What to work on:
a: In the text on engineered regulatory T cells for birch pollen allergy, how many people worldwide does asthma affect?
b: Continue the text on engineered regulatory T cells for birch pollen allergy from where it stops.
Start of Provided text
Genetically engineered CAR T cells expressing artificial receptor proteins are increasingly used in the clinic to boost the immune system’s response against leukemias and other cancers. Researchers at Lausanne University Hospital and University of Lausanne, and at Center for Human Immunology Lausanne, have now adapted this approach to suppress the immune system’s response to a common birch pollen allergen. The investigators developed regulatory T cells (Tregs) armed with chimeric allergen receptors (CAlleR Tregs), which in tests reduced or preventing asthma symptoms in mice sensitized to the allergen. The team suggests that their technique could eventually be used to treat a wide variety of allergies in humans.

“Our study provides proof-of-concept and preclinical evidence that CAlleR Tregs redirected against a birch pollen allergen can downmodulate birch pollen–induced allergic asthma,” said study lead Yannick D. Muller, MD, PhD, an associate professor at Lausanne University Hospital and the University of Lausanne.

Muller and colleagues reported on their study in Journal of Experimental Medicine (JEM) in a paper titled “Chimeric allergen receptor regulatory T cells suppress birch pollen allergic airway inflammation,” concluding “These findings unveil a novel mechanism for targeting soluble antigens and highlight the potential of CAlleR Tregs to prevent and treat severe allergies.”

Asthma affects over 300 million people worldwide, around 60% of whom suffer from allergic asthma. Allergens trigger an immune response in a patient’s airways, causing inflammation, excessive mucus production, and difficulty in breathing. “Allergic asthma is driven by an exacerbated type 2 immune response, characterized by the overproduction of IL-4, IL-5, and IL-13 by Th2 cells,” the authors explained. These cytokines trigger events that ultimately result in airway hyperresponsiveness, and airway mucus plugging, which is the primary cause of death in asthma.
End of Provided text
Start of Data
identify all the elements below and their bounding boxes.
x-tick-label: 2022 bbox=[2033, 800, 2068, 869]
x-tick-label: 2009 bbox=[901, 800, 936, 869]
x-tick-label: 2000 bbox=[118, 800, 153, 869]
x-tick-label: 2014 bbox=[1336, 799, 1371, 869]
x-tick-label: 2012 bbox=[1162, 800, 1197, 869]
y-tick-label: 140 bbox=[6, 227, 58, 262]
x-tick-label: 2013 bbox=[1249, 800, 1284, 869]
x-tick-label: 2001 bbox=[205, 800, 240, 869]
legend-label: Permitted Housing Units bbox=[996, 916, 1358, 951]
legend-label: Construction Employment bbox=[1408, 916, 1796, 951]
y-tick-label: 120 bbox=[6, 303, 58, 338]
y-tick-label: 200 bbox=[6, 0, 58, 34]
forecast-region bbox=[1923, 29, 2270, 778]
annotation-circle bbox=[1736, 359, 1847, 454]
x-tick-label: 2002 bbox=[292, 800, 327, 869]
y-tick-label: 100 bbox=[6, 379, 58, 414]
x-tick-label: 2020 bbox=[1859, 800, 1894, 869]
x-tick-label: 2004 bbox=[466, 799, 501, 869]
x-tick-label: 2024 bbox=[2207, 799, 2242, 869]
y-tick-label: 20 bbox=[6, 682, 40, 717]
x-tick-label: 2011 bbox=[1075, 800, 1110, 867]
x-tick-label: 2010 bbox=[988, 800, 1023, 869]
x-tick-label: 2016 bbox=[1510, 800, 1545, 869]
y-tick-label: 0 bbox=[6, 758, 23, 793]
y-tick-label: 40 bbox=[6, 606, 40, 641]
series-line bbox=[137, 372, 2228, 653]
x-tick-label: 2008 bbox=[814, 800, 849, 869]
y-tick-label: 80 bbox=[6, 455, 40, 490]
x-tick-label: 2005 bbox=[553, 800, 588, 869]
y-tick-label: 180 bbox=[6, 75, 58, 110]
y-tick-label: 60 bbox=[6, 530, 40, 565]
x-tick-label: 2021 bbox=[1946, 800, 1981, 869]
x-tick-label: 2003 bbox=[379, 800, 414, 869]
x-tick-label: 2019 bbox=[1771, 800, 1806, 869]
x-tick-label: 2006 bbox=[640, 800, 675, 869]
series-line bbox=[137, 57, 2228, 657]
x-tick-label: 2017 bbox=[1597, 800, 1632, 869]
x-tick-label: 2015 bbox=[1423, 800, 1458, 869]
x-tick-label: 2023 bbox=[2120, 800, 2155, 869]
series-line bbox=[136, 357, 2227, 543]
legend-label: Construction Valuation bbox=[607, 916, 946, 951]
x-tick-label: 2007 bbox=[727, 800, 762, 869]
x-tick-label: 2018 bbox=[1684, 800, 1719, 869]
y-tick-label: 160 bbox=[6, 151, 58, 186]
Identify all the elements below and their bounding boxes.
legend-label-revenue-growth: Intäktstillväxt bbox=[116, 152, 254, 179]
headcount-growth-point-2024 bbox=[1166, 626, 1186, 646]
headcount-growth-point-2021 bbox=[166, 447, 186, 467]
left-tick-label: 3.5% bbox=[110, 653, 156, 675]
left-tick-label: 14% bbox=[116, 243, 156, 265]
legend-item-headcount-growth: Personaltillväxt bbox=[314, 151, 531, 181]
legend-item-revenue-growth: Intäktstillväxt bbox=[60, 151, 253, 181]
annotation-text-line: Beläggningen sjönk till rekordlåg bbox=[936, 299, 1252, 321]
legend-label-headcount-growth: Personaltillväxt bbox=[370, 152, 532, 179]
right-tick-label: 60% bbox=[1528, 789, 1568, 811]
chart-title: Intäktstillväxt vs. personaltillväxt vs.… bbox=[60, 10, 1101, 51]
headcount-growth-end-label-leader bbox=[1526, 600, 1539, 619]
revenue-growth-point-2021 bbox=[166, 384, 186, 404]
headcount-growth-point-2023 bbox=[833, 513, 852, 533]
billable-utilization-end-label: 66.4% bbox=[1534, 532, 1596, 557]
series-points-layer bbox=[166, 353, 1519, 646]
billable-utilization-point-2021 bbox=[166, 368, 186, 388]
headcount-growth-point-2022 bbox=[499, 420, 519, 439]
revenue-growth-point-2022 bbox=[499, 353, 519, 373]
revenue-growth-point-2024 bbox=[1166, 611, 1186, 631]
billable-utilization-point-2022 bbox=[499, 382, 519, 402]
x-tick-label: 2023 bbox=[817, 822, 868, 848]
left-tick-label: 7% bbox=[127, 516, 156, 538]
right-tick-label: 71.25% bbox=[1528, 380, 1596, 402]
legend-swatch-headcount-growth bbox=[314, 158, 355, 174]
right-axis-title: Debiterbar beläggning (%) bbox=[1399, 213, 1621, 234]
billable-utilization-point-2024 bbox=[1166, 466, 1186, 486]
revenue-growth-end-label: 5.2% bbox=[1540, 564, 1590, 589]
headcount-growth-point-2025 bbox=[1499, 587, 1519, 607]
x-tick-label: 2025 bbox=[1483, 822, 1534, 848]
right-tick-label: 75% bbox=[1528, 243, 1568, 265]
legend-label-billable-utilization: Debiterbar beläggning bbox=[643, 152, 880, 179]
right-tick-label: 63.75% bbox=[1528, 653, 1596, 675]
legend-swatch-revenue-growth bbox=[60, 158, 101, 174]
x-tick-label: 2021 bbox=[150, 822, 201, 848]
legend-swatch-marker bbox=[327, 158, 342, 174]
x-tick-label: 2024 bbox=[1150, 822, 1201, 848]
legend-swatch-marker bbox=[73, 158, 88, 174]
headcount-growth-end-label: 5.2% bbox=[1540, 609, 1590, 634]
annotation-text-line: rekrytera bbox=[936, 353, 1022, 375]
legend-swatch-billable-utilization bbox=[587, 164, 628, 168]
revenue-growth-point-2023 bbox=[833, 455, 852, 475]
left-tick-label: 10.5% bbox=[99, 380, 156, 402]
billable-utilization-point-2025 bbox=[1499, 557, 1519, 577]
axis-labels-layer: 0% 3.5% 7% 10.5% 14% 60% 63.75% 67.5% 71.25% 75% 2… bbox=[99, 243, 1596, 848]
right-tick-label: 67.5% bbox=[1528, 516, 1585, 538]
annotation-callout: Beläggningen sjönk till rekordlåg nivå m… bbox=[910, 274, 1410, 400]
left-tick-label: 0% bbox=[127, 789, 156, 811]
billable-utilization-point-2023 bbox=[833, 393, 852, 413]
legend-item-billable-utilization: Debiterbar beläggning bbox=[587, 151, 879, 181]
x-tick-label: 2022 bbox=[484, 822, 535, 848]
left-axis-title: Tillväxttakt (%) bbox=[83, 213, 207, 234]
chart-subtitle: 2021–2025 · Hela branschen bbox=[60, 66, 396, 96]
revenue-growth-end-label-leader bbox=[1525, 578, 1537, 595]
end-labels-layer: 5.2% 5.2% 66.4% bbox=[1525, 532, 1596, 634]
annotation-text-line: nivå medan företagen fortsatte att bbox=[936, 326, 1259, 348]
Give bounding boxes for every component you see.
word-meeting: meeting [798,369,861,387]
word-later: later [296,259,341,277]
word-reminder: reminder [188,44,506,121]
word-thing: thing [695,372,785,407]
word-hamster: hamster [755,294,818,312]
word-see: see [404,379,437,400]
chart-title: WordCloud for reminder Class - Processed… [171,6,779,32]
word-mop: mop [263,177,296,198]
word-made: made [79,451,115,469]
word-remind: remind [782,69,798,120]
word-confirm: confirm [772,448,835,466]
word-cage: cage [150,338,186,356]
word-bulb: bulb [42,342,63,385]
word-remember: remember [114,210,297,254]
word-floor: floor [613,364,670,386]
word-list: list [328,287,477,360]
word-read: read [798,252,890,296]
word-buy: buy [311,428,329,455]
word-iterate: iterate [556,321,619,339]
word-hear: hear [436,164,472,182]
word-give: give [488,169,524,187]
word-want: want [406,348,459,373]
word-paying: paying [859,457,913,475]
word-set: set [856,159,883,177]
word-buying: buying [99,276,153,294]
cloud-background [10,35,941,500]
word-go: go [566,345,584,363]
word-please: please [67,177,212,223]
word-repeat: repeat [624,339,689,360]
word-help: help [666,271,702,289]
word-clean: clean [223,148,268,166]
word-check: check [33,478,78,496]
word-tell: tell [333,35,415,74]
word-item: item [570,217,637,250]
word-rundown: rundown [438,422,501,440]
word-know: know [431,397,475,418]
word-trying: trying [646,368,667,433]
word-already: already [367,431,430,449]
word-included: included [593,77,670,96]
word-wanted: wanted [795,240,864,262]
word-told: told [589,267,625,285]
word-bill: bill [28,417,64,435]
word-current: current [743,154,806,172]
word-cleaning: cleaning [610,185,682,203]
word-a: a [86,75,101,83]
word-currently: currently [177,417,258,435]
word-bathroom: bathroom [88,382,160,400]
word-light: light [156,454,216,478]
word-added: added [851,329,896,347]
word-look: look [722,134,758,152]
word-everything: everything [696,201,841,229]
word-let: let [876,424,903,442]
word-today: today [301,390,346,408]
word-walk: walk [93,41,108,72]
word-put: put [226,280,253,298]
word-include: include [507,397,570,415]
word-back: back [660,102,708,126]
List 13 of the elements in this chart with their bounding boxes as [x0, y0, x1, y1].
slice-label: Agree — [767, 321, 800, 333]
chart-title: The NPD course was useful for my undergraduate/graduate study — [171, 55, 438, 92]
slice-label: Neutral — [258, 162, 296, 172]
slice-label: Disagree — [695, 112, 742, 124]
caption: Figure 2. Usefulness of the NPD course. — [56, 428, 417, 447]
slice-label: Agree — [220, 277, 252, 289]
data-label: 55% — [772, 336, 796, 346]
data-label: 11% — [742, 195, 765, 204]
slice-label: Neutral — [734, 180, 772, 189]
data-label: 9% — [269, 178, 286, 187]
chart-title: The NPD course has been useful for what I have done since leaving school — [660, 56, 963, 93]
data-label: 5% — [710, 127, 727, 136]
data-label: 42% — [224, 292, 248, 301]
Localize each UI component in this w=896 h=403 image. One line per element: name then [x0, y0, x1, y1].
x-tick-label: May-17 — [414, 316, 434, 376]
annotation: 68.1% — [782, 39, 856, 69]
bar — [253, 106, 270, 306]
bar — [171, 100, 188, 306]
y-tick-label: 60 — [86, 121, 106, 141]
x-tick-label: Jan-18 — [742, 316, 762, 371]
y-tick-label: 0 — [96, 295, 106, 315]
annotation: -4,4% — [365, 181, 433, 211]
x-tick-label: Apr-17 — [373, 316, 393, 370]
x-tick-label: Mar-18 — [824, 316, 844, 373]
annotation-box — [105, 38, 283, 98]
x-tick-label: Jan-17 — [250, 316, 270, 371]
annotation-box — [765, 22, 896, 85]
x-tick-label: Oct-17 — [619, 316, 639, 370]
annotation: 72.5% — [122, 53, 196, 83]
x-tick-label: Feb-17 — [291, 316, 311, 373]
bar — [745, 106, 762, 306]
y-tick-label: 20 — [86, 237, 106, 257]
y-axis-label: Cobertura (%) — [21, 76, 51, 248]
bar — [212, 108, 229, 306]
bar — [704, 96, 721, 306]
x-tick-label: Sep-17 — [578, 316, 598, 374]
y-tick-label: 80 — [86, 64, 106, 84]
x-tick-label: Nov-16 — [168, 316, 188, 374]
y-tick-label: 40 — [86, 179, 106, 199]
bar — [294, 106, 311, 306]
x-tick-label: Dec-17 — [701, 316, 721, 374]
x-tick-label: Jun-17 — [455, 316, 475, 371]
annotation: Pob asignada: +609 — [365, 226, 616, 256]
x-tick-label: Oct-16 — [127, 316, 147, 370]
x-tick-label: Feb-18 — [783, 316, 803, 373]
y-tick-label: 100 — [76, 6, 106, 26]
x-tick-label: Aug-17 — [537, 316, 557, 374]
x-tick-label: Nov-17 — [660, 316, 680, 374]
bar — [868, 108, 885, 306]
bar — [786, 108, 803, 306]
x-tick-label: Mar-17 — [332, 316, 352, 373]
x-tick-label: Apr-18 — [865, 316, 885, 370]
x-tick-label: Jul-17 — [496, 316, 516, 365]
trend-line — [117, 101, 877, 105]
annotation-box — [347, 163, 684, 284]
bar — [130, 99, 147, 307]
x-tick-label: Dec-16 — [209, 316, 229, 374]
End of Data
Answers for this exercise:
a: Over 300 million people.

b:
Allergen immunotherapy (AIT), which involves the administration of gradually increasing doses of allergen, is the only treatment that addresses the underlying cause of asthma. Yet, it is not recommended for patients with severe asthma, representing the most vulnerable population at greatest risk of asthma-related morbidities and mortality. “This highlights the need for new, safe, and durable treatments for restoring allergen tolerance in severe allergic asthma,” Muller commented.

Regulatory T cells (Tregs) are immune cells that can dampen the body’s immune responses and prevent excessive inflammation. Tregs are being investigated as potential therapies for a variety of inflammatory and autoimmune disorders. “Importantly, Tregs can be expanded ex vivo and reinfused with multiple clinical trials evaluating their potential in autoimmune and inflammatory disorders,” the team continued. “However, Treg therapy has shown only limited efficacy, which has been mostly attributed to the lack of antigen specificity.”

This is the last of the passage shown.